◆ Record excerpts ◆

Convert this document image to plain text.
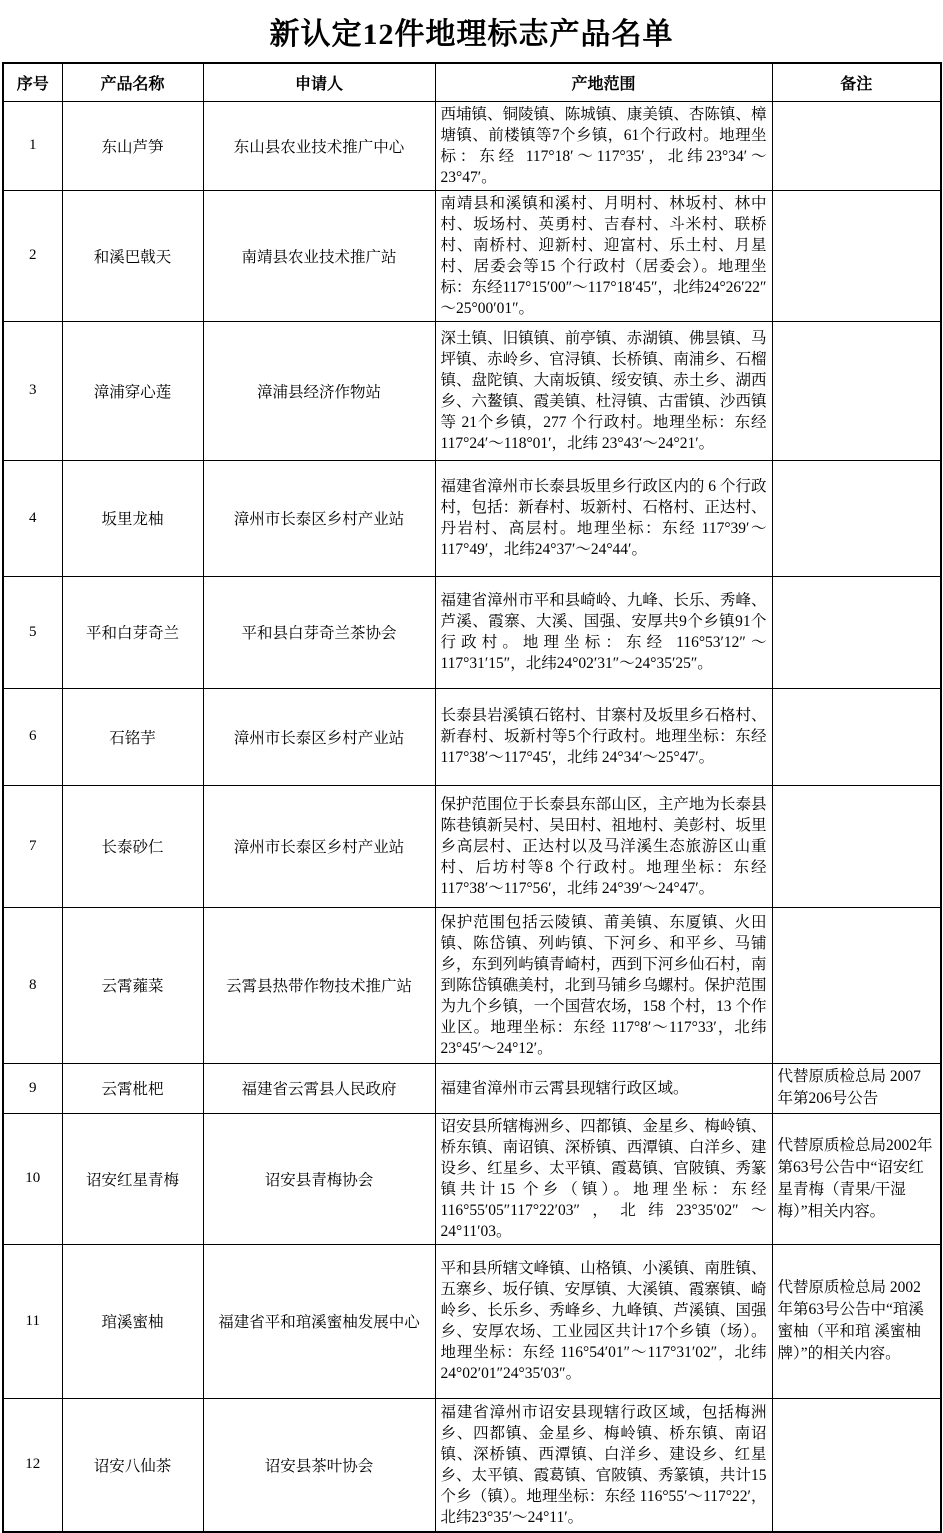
新认定12件地理标志产品名单
序号	产品名称	申请人	产地范围	备注
1	东山芦笋	东山县农业技术推广中心	西埔镇、铜陵镇、陈城镇、康美镇、杏陈镇、樟塘镇、前楼镇等7个乡镇，61个行政村。地理坐标：东经 117°18′～117°35′，北纬23°34′～23°47′。	
2	和溪巴戟天	南靖县农业技术推广站	南靖县和溪镇和溪村、月明村、林坂村、林中村、坂场村、英勇村、吉春村、斗米村、联桥村、南桥村、迎新村、迎富村、乐土村、月星村、居委会等15 个行政村（居委会）。地理坐标：东经117°15′00″～117°18′45″，北纬24°26′22″～25°00′01″。	
3	漳浦穿心莲	漳浦县经济作物站	深土镇、旧镇镇、前亭镇、赤湖镇、佛昙镇、马坪镇、赤岭乡、官浔镇、长桥镇、南浦乡、石榴镇、盘陀镇、大南坂镇、绥安镇、赤土乡、湖西乡、六鳌镇、霞美镇、杜浔镇、古雷镇、沙西镇等 21个乡镇，277 个行政村。地理坐标：东经117°24′～118°01′，北纬 23°43′～24°21′。	
4	坂里龙柚	漳州市长泰区乡村产业站	福建省漳州市长泰县坂里乡行政区内的 6 个行政村，包括：新春村、坂新村、石格村、正达村、丹岩村、高层村。地理坐标：东经 117°39′～117°49′，北纬24°37′～24°44′。	
5	平和白芽奇兰	平和县白芽奇兰茶协会	福建省漳州市平和县崎岭、九峰、长乐、秀峰、芦溪、霞寨、大溪、国强、安厚共9个乡镇91个行政村。地理坐标：东经 116°53′12″～117°31′15″，北纬24°02′31″～24°35′25″。	
6	石铭芋	漳州市长泰区乡村产业站	长泰县岩溪镇石铭村、甘寨村及坂里乡石格村、新春村、坂新村等5个行政村。地理坐标：东经117°38′～117°45′，北纬 24°34′～25°47′。	
7	长泰砂仁	漳州市长泰区乡村产业站	保护范围位于长泰县东部山区，主产地为长泰县陈巷镇新吴村、吴田村、祖地村、美彭村、坂里乡高层村、正达村以及马洋溪生态旅游区山重村、后坊村等8 个行政村。地理坐标：东经 117°38′～117°56′，北纬 24°39′～24°47′。	
8	云霄蕹菜	云霄县热带作物技术推广站	保护范围包括云陵镇、莆美镇、东厦镇、火田镇、陈岱镇、列屿镇、下河乡、和平乡、马铺乡，东到列屿镇青崎村，西到下河乡仙石村，南到陈岱镇礁美村，北到马铺乡乌螺村。保护范围为九个乡镇，一个国营农场，158 个村，13 个作业区。地理坐标：东经 117°8′～117°33′，北纬 23°45′～24°12′。	
9	云霄枇杷	福建省云霄县人民政府	福建省漳州市云霄县现辖行政区域。	代替原质检总局 2007年第206号公告
10	诏安红星青梅	诏安县青梅协会	诏安县所辖梅洲乡、四都镇、金星乡、梅岭镇、桥东镇、南诏镇、深桥镇、西潭镇、白洋乡、建设乡、红星乡、太平镇、霞葛镇、官陂镇、秀篆镇共计15 个乡（镇）。地理坐标：东经116°55′05″117°22′03″，北纬23°35′02″～24°11′03。	代替原质检总局2002年第63号公告中“诏安红星青梅（青果/干湿梅）”相关内容。
11	琯溪蜜柚	福建省平和琯溪蜜柚发展中心	平和县所辖文峰镇、山格镇、小溪镇、南胜镇、五寨乡、坂仔镇、安厚镇、大溪镇、霞寨镇、崎岭乡、长乐乡、秀峰乡、九峰镇、芦溪镇、国强乡、安厚农场、工业园区共计17个乡镇（场）。地理坐标：东经 116°54′01″～117°31′02″，北纬24°02′01″24°35′03″。	代替原质检总局 2002年第63号公告中“琯溪蜜柚（平和琯 溪蜜柚牌）”的相关内容。
12	诏安八仙茶	诏安县茶叶协会	福建省漳州市诏安县现辖行政区域，包括梅洲乡、四都镇、金星乡、梅岭镇、桥东镇、南诏镇、深桥镇、西潭镇、白洋乡、建设乡、红星乡、太平镇、霞葛镇、官陂镇、秀篆镇，共计15个乡（镇）。地理坐标：东经 116°55′～117°22′，北纬23°35′～24°11′。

◆ Written request ◆
Copy all lines of the material above where the string "漳州市长泰区乡村产业站" occurs.

◆ Worked answer ◆
4	坂里龙柚	漳州市长泰区乡村产业站	福建省漳州市长泰县坂里乡行政区内的 6 个行政村，包括：新春村、坂新村、石格村、正达村、丹岩村、高层村。地理坐标：东经 117°39′～117°49′，北纬24°37′～24°44′。	
6	石铭芋	漳州市长泰区乡村产业站	长泰县岩溪镇石铭村、甘寨村及坂里乡石格村、新春村、坂新村等5个行政村。地理坐标：东经117°38′～117°45′，北纬 24°34′～25°47′。	
7	长泰砂仁	漳州市长泰区乡村产业站	保护范围位于长泰县东部山区，主产地为长泰县陈巷镇新吴村、吴田村、祖地村、美彭村、坂里乡高层村、正达村以及马洋溪生态旅游区山重村、后坊村等8 个行政村。地理坐标：东经 117°38′～117°56′，北纬 24°39′～24°47′。	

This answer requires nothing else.